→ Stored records
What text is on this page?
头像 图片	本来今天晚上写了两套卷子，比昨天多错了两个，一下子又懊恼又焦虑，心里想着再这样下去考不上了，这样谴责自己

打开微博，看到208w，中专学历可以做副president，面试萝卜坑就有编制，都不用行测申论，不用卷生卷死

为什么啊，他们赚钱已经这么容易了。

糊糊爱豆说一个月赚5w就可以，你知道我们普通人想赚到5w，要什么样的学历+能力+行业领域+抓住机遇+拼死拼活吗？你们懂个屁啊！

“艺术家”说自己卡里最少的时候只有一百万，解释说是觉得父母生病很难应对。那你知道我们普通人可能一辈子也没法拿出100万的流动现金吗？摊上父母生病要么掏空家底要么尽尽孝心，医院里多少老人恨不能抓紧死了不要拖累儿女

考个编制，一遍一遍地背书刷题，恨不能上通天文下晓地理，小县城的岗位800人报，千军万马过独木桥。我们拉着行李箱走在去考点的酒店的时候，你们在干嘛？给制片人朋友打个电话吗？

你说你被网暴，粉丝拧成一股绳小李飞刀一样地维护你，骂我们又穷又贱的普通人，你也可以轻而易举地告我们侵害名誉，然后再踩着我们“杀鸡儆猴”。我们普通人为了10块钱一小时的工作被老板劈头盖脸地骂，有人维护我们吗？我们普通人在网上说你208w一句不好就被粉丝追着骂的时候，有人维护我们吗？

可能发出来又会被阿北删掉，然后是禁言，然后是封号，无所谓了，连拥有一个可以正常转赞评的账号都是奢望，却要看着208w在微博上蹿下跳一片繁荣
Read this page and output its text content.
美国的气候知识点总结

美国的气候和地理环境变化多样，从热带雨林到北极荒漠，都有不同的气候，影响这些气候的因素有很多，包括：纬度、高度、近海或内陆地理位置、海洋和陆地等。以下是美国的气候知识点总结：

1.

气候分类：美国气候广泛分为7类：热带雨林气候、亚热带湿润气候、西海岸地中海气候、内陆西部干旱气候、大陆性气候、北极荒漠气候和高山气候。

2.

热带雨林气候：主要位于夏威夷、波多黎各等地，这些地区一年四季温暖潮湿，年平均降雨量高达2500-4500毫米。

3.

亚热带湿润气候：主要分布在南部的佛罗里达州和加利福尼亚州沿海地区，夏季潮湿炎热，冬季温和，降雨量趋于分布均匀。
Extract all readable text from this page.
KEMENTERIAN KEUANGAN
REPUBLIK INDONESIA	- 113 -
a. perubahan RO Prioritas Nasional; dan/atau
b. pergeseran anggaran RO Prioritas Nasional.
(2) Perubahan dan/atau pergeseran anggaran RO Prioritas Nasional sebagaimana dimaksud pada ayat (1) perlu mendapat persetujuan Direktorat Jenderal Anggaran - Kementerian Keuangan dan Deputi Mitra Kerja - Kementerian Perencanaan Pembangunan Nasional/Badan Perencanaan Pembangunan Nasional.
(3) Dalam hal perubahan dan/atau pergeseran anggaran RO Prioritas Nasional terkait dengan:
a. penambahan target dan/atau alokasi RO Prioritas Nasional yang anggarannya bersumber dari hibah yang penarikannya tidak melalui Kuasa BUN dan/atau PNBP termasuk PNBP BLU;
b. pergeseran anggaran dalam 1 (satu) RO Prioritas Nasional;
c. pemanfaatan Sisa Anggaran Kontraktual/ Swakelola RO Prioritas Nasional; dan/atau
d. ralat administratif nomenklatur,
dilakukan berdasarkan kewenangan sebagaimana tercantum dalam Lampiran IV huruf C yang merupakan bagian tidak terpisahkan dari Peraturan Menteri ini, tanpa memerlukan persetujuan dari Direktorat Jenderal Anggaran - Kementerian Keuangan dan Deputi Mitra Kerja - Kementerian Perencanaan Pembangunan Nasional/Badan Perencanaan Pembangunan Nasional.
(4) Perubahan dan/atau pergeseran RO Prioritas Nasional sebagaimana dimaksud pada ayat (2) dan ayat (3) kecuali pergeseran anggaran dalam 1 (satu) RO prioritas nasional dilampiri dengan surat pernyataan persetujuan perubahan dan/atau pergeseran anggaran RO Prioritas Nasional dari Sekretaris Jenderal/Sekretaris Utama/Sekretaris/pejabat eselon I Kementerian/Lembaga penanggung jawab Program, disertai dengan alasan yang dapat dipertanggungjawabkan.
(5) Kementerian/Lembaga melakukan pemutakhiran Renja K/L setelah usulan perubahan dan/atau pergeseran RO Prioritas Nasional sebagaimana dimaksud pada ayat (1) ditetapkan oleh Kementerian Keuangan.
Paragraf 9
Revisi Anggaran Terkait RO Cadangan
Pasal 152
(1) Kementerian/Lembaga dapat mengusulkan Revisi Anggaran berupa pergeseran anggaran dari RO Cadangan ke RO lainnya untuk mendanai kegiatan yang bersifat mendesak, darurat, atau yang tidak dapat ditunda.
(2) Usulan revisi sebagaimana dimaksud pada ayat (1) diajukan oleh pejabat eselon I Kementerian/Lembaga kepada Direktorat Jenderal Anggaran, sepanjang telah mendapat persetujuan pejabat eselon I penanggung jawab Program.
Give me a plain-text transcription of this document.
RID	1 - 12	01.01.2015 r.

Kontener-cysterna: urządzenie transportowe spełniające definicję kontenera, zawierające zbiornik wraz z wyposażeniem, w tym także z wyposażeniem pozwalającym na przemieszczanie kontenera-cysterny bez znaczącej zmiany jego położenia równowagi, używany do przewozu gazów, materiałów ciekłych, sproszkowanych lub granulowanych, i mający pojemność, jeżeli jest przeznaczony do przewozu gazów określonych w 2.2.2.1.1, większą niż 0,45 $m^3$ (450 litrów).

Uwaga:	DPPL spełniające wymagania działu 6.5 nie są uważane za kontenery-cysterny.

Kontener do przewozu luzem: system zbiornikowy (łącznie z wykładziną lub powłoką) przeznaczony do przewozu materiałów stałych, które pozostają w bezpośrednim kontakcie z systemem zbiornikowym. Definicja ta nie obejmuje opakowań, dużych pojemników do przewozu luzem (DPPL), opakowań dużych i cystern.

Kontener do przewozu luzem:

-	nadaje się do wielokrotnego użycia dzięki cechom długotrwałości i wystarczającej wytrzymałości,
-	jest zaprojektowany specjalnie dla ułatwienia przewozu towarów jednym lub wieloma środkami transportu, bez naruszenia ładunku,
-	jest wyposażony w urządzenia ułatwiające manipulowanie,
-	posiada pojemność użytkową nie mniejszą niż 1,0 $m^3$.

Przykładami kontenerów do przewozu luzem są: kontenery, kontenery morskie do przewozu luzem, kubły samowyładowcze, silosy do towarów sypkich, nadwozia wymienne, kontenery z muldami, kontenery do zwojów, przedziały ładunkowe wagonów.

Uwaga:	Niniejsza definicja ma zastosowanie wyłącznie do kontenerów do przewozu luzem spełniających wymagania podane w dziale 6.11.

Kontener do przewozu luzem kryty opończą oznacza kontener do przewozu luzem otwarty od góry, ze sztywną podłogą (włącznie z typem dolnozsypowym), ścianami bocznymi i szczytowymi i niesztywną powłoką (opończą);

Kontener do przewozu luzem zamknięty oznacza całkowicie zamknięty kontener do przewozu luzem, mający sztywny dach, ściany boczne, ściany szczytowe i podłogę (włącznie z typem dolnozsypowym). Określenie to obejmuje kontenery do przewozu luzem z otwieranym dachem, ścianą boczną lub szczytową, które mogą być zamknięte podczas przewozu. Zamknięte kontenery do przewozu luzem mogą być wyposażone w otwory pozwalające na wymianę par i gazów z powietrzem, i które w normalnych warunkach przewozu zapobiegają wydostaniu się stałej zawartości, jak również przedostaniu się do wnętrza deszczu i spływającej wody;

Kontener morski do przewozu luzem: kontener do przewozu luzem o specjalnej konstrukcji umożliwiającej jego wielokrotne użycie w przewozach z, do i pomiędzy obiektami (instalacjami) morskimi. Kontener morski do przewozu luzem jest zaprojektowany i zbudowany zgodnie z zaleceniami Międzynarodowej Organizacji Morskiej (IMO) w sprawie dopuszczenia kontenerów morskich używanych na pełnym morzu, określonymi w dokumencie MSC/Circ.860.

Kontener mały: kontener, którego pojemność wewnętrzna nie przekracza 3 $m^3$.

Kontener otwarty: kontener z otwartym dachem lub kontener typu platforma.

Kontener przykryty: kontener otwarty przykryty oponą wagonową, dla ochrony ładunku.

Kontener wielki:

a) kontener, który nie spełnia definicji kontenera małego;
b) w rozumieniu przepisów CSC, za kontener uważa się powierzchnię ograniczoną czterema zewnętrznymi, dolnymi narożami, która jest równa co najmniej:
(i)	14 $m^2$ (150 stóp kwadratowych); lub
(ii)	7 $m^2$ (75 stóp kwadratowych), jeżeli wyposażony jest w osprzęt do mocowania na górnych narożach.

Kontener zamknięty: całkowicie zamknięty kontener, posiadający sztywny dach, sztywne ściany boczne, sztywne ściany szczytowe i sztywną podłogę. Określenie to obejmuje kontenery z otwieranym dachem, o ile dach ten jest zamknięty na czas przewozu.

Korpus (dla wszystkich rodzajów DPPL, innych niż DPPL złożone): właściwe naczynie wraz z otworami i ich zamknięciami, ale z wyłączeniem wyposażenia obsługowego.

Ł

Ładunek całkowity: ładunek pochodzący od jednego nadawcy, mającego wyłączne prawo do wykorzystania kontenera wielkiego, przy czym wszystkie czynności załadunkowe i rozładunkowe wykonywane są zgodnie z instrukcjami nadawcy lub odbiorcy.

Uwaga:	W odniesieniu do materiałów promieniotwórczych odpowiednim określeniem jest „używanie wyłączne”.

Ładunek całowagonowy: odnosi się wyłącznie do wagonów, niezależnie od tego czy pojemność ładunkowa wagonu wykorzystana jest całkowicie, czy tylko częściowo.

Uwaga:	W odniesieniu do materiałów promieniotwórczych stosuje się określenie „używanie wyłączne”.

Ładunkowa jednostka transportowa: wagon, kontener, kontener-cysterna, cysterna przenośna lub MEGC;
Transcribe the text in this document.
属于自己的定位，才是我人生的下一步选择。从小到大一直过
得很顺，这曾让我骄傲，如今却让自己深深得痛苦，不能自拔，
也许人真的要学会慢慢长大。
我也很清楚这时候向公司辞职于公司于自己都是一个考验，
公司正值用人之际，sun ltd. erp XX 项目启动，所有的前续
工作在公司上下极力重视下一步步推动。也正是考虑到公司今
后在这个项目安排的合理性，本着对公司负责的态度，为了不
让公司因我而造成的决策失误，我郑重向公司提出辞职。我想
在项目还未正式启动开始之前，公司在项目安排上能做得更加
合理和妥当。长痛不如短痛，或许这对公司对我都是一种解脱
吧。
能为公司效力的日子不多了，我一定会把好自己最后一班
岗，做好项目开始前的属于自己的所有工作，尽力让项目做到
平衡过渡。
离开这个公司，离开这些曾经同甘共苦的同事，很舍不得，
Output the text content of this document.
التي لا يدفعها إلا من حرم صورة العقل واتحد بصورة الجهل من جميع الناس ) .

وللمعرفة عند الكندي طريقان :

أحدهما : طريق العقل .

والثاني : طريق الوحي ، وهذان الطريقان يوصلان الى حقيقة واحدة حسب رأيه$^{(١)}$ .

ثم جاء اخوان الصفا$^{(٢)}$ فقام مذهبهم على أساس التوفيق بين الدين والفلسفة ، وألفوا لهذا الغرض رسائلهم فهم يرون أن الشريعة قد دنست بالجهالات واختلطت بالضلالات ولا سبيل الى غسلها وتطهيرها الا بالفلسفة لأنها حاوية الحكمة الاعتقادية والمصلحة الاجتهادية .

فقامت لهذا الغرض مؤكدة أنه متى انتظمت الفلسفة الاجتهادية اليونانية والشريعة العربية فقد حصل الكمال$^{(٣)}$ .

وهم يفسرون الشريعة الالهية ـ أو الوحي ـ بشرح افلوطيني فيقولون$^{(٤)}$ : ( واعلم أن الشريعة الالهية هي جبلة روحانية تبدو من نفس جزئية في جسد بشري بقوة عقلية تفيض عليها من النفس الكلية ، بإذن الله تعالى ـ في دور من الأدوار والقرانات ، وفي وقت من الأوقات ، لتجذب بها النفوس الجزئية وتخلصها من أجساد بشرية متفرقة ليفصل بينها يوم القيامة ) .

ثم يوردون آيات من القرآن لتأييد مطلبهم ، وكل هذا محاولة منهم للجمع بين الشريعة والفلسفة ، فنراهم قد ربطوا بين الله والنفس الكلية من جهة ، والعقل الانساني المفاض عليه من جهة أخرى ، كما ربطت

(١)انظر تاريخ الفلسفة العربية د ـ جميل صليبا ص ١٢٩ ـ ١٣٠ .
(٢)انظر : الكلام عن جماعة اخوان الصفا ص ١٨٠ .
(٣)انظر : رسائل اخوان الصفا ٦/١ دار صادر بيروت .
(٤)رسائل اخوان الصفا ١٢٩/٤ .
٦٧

→ Challenge
Wherever the word "oleh" occurs in a line of the listing, copy that line.

→ Response
(5) Kementerian/Lembaga melakukan pemutakhiran Renja K/L setelah usulan perubahan dan/atau pergeseran RO Prioritas Nasional sebagaimana dimaksud pada ayat (1) ditetapkan oleh Kementerian Keuangan.
(2) Usulan revisi sebagaimana dimaksud pada ayat (1) diajukan oleh pejabat eselon I Kementerian/Lembaga kepada Direktorat Jenderal Anggaran, sepanjang telah mendapat persetujuan pejabat eselon I penanggung jawab Program.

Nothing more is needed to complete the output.